▸ **Work to be completed**:
Extract every line below that contains the word "humbles".

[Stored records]
((

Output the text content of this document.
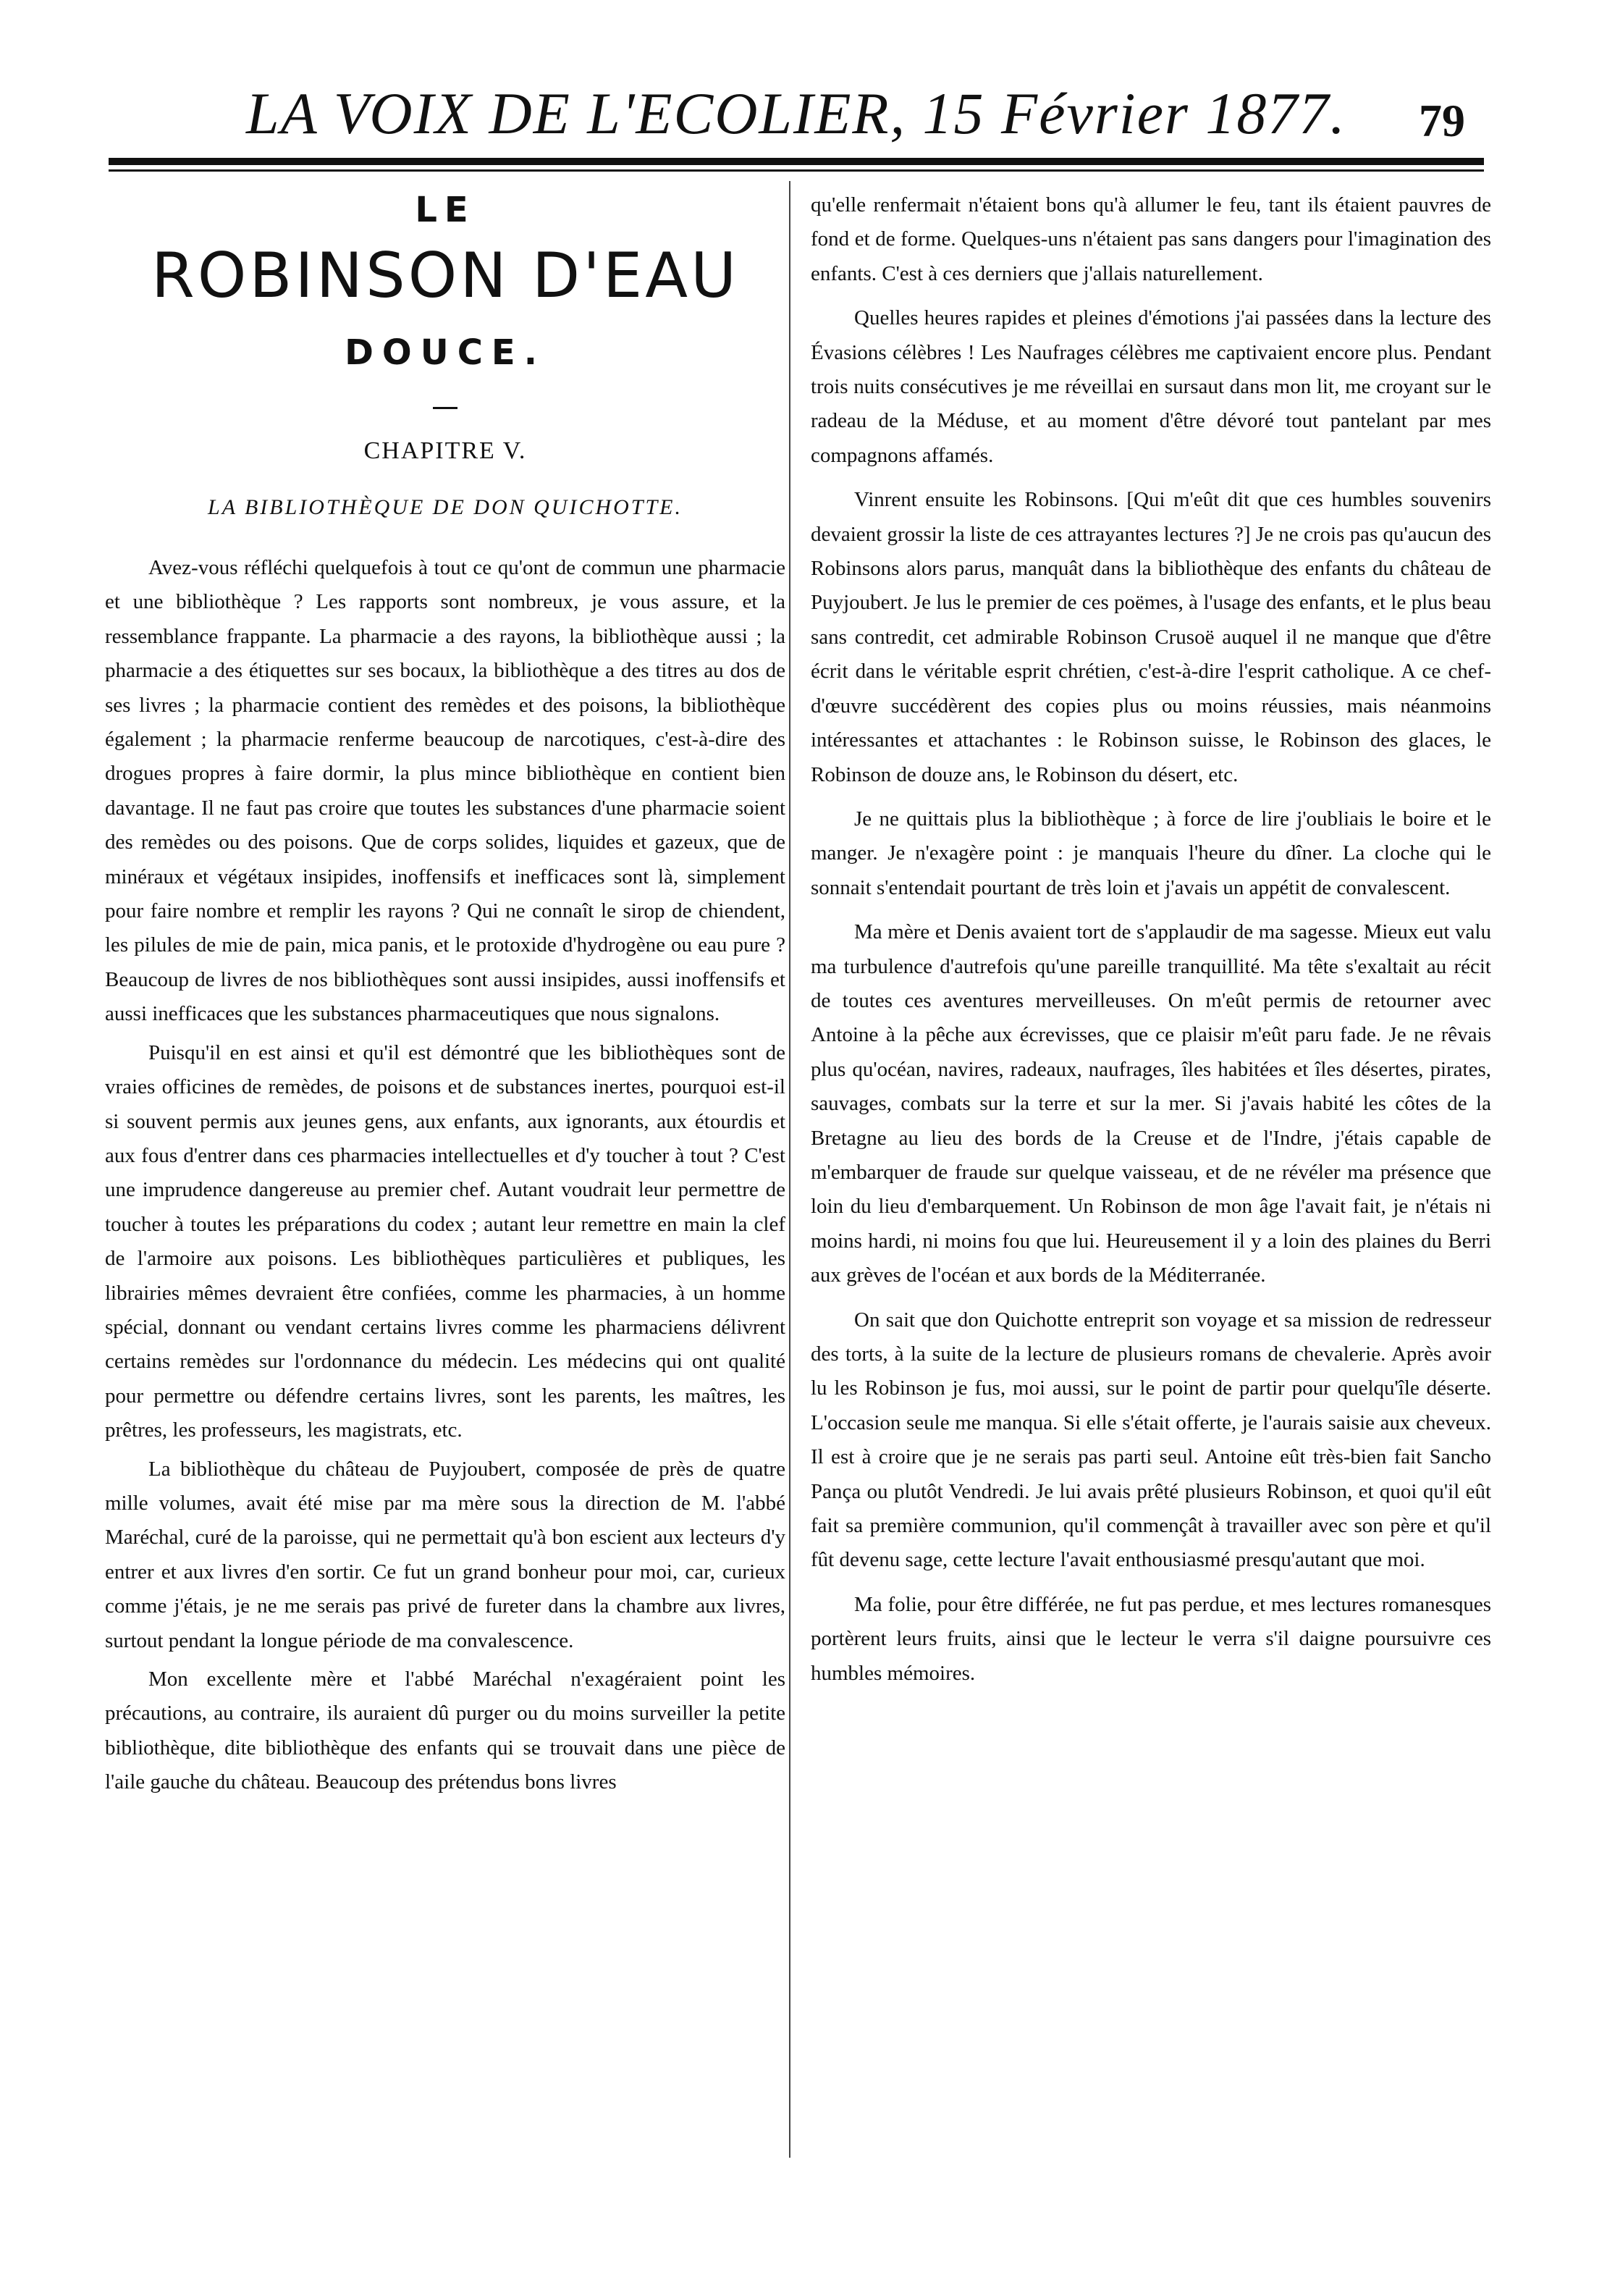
LA VOIX DE L'ECOLIER, 15 Février 1877.	79
LE
ROBINSON D'EAU
DOUCE.
CHAPITRE V.
LA BIBLIOTHÈQUE DE DON QUICHOTTE.

Avez-vous réfléchi quelquefois à tout ce qu'ont de commun une pharmacie et une bibliothèque ? Les rapports sont nombreux, je vous assure, et la ressemblance frappante. La pharmacie a des rayons, la bibliothèque aussi ; la pharmacie a des étiquettes sur ses bocaux, la bibliothèque a des titres au dos de ses livres ; la pharmacie contient des remèdes et des poisons, la bibliothèque également ; la pharmacie renferme beaucoup de narcotiques, c'est-à-dire des drogues propres à faire dormir, la plus mince bibliothèque en contient bien davantage. Il ne faut pas croire que toutes les substances d'une pharmacie soient des remèdes ou des poisons. Que de corps solides, liquides et gazeux, que de minéraux et végétaux insipides, inoffensifs et inefficaces sont là, simplement pour faire nombre et remplir les rayons ? Qui ne connaît le sirop de chiendent, les pilules de mie de pain, mica panis, et le protoxide d'hydrogène ou eau pure ? Beaucoup de livres de nos bibliothèques sont aussi insipides, aussi inoffensifs et aussi inefficaces que les substances pharmaceutiques que nous signalons.

Puisqu'il en est ainsi et qu'il est démontré que les bibliothèques sont de vraies officines de remèdes, de poisons et de substances inertes, pourquoi est-il si souvent permis aux jeunes gens, aux enfants, aux ignorants, aux étourdis et aux fous d'entrer dans ces pharmacies intellectuelles et d'y toucher à tout ? C'est une imprudence dangereuse au premier chef. Autant voudrait leur permettre de toucher à toutes les préparations du codex ; autant leur remettre en main la clef de l'armoire aux poisons. Les bibliothèques particulières et publiques, les librairies mêmes devraient être confiées, comme les pharmacies, à un homme spécial, donnant ou vendant certains livres comme les pharmaciens délivrent certains remèdes sur l'ordonnance du médecin. Les médecins qui ont qualité pour permettre ou défendre certains livres, sont les parents, les maîtres, les prêtres, les professeurs, les magistrats, etc.

La bibliothèque du château de Puyjoubert, composée de près de quatre mille volumes, avait été mise par ma mère sous la direction de M. l'abbé Maréchal, curé de la paroisse, qui ne permettait qu'à bon escient aux lecteurs d'y entrer et aux livres d'en sortir. Ce fut un grand bonheur pour moi, car, curieux comme j'étais, je ne me serais pas privé de fureter dans la chambre aux livres, surtout pendant la longue période de ma convalescence.

Mon excellente mère et l'abbé Maréchal n'exagéraient point les précautions, au contraire, ils auraient dû purger ou du moins surveiller la petite bibliothèque, dite bibliothèque des enfants qui se trouvait dans une pièce de l'aile gauche du château. Beaucoup des prétendus bons livres

qu'elle renfermait n'étaient bons qu'à allumer le feu, tant ils étaient pauvres de fond et de forme. Quelques-uns n'étaient pas sans dangers pour l'imagination des enfants. C'est à ces derniers que j'allais naturellement.

Quelles heures rapides et pleines d'émotions j'ai passées dans la lecture des Évasions célèbres ! Les Naufrages célèbres me captivaient encore plus. Pendant trois nuits consécutives je me réveillai en sursaut dans mon lit, me croyant sur le radeau de la Méduse, et au moment d'être dévoré tout pantelant par mes compagnons affamés.

Vinrent ensuite les Robinsons. [Qui m'eût dit que ces humbles souvenirs devaient grossir la liste de ces attrayantes lectures ?] Je ne crois pas qu'aucun des Robinsons alors parus, manquât dans la bibliothèque des enfants du château de Puyjoubert. Je lus le premier de ces poëmes, à l'usage des enfants, et le plus beau sans contredit, cet admirable Robinson Crusoë auquel il ne manque que d'être écrit dans le véritable esprit chrétien, c'est-à-dire l'esprit catholique. A ce chef-d'œuvre succédèrent des copies plus ou moins réussies, mais néanmoins intéressantes et attachantes : le Robinson suisse, le Robinson des glaces, le Robinson de douze ans, le Robinson du désert, etc.

Je ne quittais plus la bibliothèque ; à force de lire j'oubliais le boire et le manger. Je n'exagère point : je manquais l'heure du dîner. La cloche qui le sonnait s'entendait pourtant de très loin et j'avais un appétit de convalescent.

Ma mère et Denis avaient tort de s'applaudir de ma sagesse. Mieux eut valu ma turbulence d'autrefois qu'une pareille tranquillité. Ma tête s'exaltait au récit de toutes ces aventures merveilleuses. On m'eût permis de retourner avec Antoine à la pêche aux écrevisses, que ce plaisir m'eût paru fade. Je ne rêvais plus qu'océan, navires, radeaux, naufrages, îles habitées et îles désertes, pirates, sauvages, combats sur la terre et sur la mer. Si j'avais habité les côtes de la Bretagne au lieu des bords de la Creuse et de l'Indre, j'étais capable de m'embarquer de fraude sur quelque vaisseau, et de ne révéler ma présence que loin du lieu d'embarquement. Un Robinson de mon âge l'avait fait, je n'étais ni moins hardi, ni moins fou que lui. Heureusement il y a loin des plaines du Berri aux grèves de l'océan et aux bords de la Méditerranée.

On sait que don Quichotte entreprit son voyage et sa mission de redresseur des torts, à la suite de la lecture de plusieurs romans de chevalerie. Après avoir lu les Robinson je fus, moi aussi, sur le point de partir pour quelqu'île déserte. L'occasion seule me manqua. Si elle s'était offerte, je l'aurais saisie aux cheveux. Il est à croire que je ne serais pas parti seul. Antoine eût très-bien fait Sancho Pança ou plutôt Vendredi. Je lui avais prêté plusieurs Robinson, et quoi qu'il eût fait sa première communion, qu'il commençât à travailler avec son père et qu'il fût devenu sage, cette lecture l'avait enthousiasmé presqu'autant que moi.

Ma folie, pour être différée, ne fut pas perdue, et mes lectures romanesques portèrent leurs fruits, ainsi que le lecteur le verra s'il daigne poursuivre ces humbles mémoires.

))

▸ **Task result**:
Vinrent ensuite les Robinsons. [Qui m'eût dit que ces humbles souvenirs devaient grossir la liste de ces attrayantes lectures ?] Je ne crois pas qu'aucun des Robinsons alors parus, manquât dans la bibliothèque des enfants du château de Puyjoubert. Je lus le premier de ces poëmes, à l'usage des enfants, et le plus beau sans contredit, cet admirable Robinson Crusoë auquel il ne manque que d'être écrit dans le véritable esprit chrétien, c'est-à-dire l'esprit catholique. A ce chef-d'œuvre succédèrent des copies plus ou moins réussies, mais néanmoins intéressantes et attachantes : le Robinson suisse, le Robinson des glaces, le Robinson de douze ans, le Robinson du désert, etc.
Ma folie, pour être différée, ne fut pas perdue, et mes lectures romanesques portèrent leurs fruits, ainsi que le lecteur le verra s'il daigne poursuivre ces humbles mémoires.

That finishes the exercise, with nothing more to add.